RECORDED DATA:
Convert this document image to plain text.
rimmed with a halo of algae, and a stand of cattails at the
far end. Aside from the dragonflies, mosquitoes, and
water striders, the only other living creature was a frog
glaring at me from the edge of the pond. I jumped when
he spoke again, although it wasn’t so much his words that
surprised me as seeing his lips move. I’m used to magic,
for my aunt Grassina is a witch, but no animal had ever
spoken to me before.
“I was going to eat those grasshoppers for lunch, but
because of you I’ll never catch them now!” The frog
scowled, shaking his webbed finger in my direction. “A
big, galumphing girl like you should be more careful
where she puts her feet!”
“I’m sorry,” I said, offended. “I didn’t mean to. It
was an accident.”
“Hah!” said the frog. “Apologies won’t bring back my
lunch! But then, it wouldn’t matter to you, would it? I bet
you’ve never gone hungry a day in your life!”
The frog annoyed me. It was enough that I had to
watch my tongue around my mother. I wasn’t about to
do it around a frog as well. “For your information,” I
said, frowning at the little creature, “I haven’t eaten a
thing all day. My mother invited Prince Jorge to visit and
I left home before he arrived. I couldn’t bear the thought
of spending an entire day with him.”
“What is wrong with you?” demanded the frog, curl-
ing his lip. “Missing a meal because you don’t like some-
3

PROBLEM STATEMENT: Count each line above in which the string "before" appears, then state only the total.

TASK OUTPUT: 2